(begin)

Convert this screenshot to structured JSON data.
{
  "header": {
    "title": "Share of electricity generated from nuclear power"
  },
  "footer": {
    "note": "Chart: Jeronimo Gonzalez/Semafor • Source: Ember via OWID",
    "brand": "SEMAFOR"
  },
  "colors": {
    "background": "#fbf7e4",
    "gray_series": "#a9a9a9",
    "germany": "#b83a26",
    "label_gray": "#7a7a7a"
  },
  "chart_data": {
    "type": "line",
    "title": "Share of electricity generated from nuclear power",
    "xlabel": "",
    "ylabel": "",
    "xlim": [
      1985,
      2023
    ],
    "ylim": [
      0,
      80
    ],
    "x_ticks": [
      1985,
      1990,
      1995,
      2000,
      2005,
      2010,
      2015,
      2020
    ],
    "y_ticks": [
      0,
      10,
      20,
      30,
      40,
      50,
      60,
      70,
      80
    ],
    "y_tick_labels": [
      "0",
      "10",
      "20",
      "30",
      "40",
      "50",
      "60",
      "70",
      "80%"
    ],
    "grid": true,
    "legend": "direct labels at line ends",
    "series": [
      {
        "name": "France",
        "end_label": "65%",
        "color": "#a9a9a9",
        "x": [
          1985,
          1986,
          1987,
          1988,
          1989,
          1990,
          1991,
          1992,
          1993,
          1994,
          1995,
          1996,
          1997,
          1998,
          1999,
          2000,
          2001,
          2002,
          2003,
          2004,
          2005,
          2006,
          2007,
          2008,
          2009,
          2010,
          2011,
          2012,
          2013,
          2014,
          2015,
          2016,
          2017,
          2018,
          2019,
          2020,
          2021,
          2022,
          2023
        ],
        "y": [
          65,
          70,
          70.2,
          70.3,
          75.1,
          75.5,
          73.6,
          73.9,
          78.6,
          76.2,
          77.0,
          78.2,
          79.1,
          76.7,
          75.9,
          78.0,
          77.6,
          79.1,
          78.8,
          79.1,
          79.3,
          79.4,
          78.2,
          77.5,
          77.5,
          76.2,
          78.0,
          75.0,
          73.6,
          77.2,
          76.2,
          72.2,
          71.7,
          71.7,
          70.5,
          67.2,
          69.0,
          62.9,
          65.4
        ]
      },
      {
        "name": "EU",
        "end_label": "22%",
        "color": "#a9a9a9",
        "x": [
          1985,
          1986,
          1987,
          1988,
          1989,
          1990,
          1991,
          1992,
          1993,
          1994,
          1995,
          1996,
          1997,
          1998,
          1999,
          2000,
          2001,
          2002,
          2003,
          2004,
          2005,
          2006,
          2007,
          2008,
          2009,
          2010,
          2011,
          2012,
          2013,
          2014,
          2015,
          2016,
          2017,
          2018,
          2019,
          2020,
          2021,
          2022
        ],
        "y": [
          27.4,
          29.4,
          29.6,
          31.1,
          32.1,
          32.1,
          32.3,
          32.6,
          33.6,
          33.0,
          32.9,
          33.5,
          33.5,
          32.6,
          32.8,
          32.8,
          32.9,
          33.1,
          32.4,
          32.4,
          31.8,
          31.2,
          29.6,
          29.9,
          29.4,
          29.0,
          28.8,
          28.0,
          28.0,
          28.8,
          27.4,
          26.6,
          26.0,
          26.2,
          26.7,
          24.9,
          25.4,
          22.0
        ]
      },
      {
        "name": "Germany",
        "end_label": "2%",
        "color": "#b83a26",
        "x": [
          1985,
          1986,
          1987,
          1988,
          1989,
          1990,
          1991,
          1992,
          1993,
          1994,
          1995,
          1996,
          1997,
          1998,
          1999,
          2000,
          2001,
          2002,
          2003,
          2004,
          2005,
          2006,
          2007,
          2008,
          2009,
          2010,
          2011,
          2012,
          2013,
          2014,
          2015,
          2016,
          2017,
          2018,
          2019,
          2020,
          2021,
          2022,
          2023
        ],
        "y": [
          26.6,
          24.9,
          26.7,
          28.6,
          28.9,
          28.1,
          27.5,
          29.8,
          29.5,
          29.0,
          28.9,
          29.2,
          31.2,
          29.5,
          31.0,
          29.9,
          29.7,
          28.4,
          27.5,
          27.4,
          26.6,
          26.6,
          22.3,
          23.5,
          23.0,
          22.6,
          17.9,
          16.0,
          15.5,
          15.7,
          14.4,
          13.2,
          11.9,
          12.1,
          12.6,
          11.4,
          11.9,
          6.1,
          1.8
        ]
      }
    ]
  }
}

(end)

*WRITTEN REQUEST*: Return all of the entries word for word.

*REPLY TO THE TASK*:
Convert this screenshot to structured JSON data.
{
  "header": {
    "title": "Share of electricity generated from nuclear power"
  },
  "footer": {
    "note": "Chart: Jeronimo Gonzalez/Semafor • Source: Ember via OWID",
    "brand": "SEMAFOR"
  },
  "colors": {
    "background": "#fbf7e4",
    "gray_series": "#a9a9a9",
    "germany": "#b83a26",
    "label_gray": "#7a7a7a"
  },
  "chart_data": {
    "type": "line",
    "title": "Share of electricity generated from nuclear power",
    "xlabel": "",
    "ylabel": "",
    "xlim": [
      1985,
      2023
    ],
    "ylim": [
      0,
      80
    ],
    "x_ticks": [
      1985,
      1990,
      1995,
      2000,
      2005,
      2010,
      2015,
      2020
    ],
    "y_ticks": [
      0,
      10,
      20,
      30,
      40,
      50,
      60,
      70,
      80
    ],
    "y_tick_labels": [
      "0",
      "10",
      "20",
      "30",
      "40",
      "50",
      "60",
      "70",
      "80%"
    ],
    "grid": true,
    "legend": "direct labels at line ends",
    "series": [
      {
        "name": "France",
        "end_label": "65%",
        "color": "#a9a9a9",
        "x": [
          1985,
          1986,
          1987,
          1988,
          1989,
          1990,
          1991,
          1992,
          1993,
          1994,
          1995,
          1996,
          1997,
          1998,
          1999,
          2000,
          2001,
          2002,
          2003,
          2004,
          2005,
          2006,
          2007,
          2008,
          2009,
          2010,
          2011,
          2012,
          2013,
          2014,
          2015,
          2016,
          2017,
          2018,
          2019,
          2020,
          2021,
          2022,
          2023
        ],
        "y": [
          65,
          70,
          70.2,
          70.3,
          75.1,
          75.5,
          73.6,
          73.9,
          78.6,
          76.2,
          77.0,
          78.2,
          79.1,
          76.7,
          75.9,
          78.0,
          77.6,
          79.1,
          78.8,
          79.1,
          79.3,
          79.4,
          78.2,
          77.5,
          77.5,
          76.2,
          78.0,
          75.0,
          73.6,
          77.2,
          76.2,
          72.2,
          71.7,
          71.7,
          70.5,
          67.2,
          69.0,
          62.9,
          65.4
        ]
      },
      {
        "name": "EU",
        "end_label": "22%",
        "color": "#a9a9a9",
        "x": [
          1985,
          1986,
          1987,
          1988,
          1989,
          1990,
          1991,
          1992,
          1993,
          1994,
          1995,
          1996,
          1997,
          1998,
          1999,
          2000,
          2001,
          2002,
          2003,
          2004,
          2005,
          2006,
          2007,
          2008,
          2009,
          2010,
          2011,
          2012,
          2013,
          2014,
          2015,
          2016,
          2017,
          2018,
          2019,
          2020,
          2021,
          2022
        ],
        "y": [
          27.4,
          29.4,
          29.6,
          31.1,
          32.1,
          32.1,
          32.3,
          32.6,
          33.6,
          33.0,
          32.9,
          33.5,
          33.5,
          32.6,
          32.8,
          32.8,
          32.9,
          33.1,
          32.4,
          32.4,
          31.8,
          31.2,
          29.6,
          29.9,
          29.4,
          29.0,
          28.8,
          28.0,
          28.0,
          28.8,
          27.4,
          26.6,
          26.0,
          26.2,
          26.7,
          24.9,
          25.4,
          22.0
        ]
      },
      {
        "name": "Germany",
        "end_label": "2%",
        "color": "#b83a26",
        "x": [
          1985,
          1986,
          1987,
          1988,
          1989,
          1990,
          1991,
          1992,
          1993,
          1994,
          1995,
          1996,
          1997,
          1998,
          1999,
          2000,
          2001,
          2002,
          2003,
          2004,
          2005,
          2006,
          2007,
          2008,
          2009,
          2010,
          2011,
          2012,
          2013,
          2014,
          2015,
          2016,
          2017,
          2018,
          2019,
          2020,
          2021,
          2022,
          2023
        ],
        "y": [
          26.6,
          24.9,
          26.7,
          28.6,
          28.9,
          28.1,
          27.5,
          29.8,
          29.5,
          29.0,
          28.9,
          29.2,
          31.2,
          29.5,
          31.0,
          29.9,
          29.7,
          28.4,
          27.5,
          27.4,
          26.6,
          26.6,
          22.3,
          23.5,
          23.0,
          22.6,
          17.9,
          16.0,
          15.5,
          15.7,
          14.4,
          13.2,
          11.9,
          12.1,
          12.6,
          11.4,
          11.9,
          6.1,
          1.8
        ]
      }
    ]
  }
}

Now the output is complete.